[Some records]
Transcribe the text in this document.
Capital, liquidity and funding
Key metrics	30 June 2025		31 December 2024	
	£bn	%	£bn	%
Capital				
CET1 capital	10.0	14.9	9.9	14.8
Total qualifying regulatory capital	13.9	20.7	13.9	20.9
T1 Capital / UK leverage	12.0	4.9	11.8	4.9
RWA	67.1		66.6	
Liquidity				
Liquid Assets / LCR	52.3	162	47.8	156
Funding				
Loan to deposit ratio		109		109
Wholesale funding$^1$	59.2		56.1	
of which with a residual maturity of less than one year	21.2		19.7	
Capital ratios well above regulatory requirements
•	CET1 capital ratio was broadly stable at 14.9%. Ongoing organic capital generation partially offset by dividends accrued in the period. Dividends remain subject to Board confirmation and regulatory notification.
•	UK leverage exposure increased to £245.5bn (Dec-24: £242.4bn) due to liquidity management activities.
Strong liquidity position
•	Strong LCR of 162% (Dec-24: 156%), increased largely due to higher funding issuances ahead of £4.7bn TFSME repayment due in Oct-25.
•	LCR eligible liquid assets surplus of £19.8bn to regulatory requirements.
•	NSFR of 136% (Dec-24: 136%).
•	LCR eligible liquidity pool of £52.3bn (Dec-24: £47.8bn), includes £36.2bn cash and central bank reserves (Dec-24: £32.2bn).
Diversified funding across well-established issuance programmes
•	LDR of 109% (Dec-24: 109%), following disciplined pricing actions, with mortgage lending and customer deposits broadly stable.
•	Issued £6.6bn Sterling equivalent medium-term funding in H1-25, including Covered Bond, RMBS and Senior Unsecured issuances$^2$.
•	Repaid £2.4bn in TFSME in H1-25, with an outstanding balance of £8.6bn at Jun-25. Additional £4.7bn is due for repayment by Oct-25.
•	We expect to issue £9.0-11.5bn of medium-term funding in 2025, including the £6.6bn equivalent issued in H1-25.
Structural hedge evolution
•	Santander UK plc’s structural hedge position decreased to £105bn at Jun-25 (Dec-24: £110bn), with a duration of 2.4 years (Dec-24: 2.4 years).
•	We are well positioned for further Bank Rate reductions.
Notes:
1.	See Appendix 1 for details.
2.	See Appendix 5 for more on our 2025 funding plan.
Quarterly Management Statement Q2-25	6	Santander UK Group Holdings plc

◆ **WORK INSTRUCTIONS**:
Please quote the records above exactly, without skipping a line.

◆ **EXPECTED OUTPUT**:
Transcribe the text in this document.
Capital, liquidity and funding
Key metrics	30 June 2025		31 December 2024	
	£bn	%	£bn	%
Capital				
CET1 capital	10.0	14.9	9.9	14.8
Total qualifying regulatory capital	13.9	20.7	13.9	20.9
T1 Capital / UK leverage	12.0	4.9	11.8	4.9
RWA	67.1		66.6	
Liquidity				
Liquid Assets / LCR	52.3	162	47.8	156
Funding				
Loan to deposit ratio		109		109
Wholesale funding$^1$	59.2		56.1	
of which with a residual maturity of less than one year	21.2		19.7	
Capital ratios well above regulatory requirements
•	CET1 capital ratio was broadly stable at 14.9%. Ongoing organic capital generation partially offset by dividends accrued in the period. Dividends remain subject to Board confirmation and regulatory notification.
•	UK leverage exposure increased to £245.5bn (Dec-24: £242.4bn) due to liquidity management activities.
Strong liquidity position
•	Strong LCR of 162% (Dec-24: 156%), increased largely due to higher funding issuances ahead of £4.7bn TFSME repayment due in Oct-25.
•	LCR eligible liquid assets surplus of £19.8bn to regulatory requirements.
•	NSFR of 136% (Dec-24: 136%).
•	LCR eligible liquidity pool of £52.3bn (Dec-24: £47.8bn), includes £36.2bn cash and central bank reserves (Dec-24: £32.2bn).
Diversified funding across well-established issuance programmes
•	LDR of 109% (Dec-24: 109%), following disciplined pricing actions, with mortgage lending and customer deposits broadly stable.
•	Issued £6.6bn Sterling equivalent medium-term funding in H1-25, including Covered Bond, RMBS and Senior Unsecured issuances$^2$.
•	Repaid £2.4bn in TFSME in H1-25, with an outstanding balance of £8.6bn at Jun-25. Additional £4.7bn is due for repayment by Oct-25.
•	We expect to issue £9.0-11.5bn of medium-term funding in 2025, including the £6.6bn equivalent issued in H1-25.
Structural hedge evolution
•	Santander UK plc’s structural hedge position decreased to £105bn at Jun-25 (Dec-24: £110bn), with a duration of 2.4 years (Dec-24: 2.4 years).
•	We are well positioned for further Bank Rate reductions.
Notes:
1.	See Appendix 1 for details.
2.	See Appendix 5 for more on our 2025 funding plan.
Quarterly Management Statement Q2-25	6	Santander UK Group Holdings plc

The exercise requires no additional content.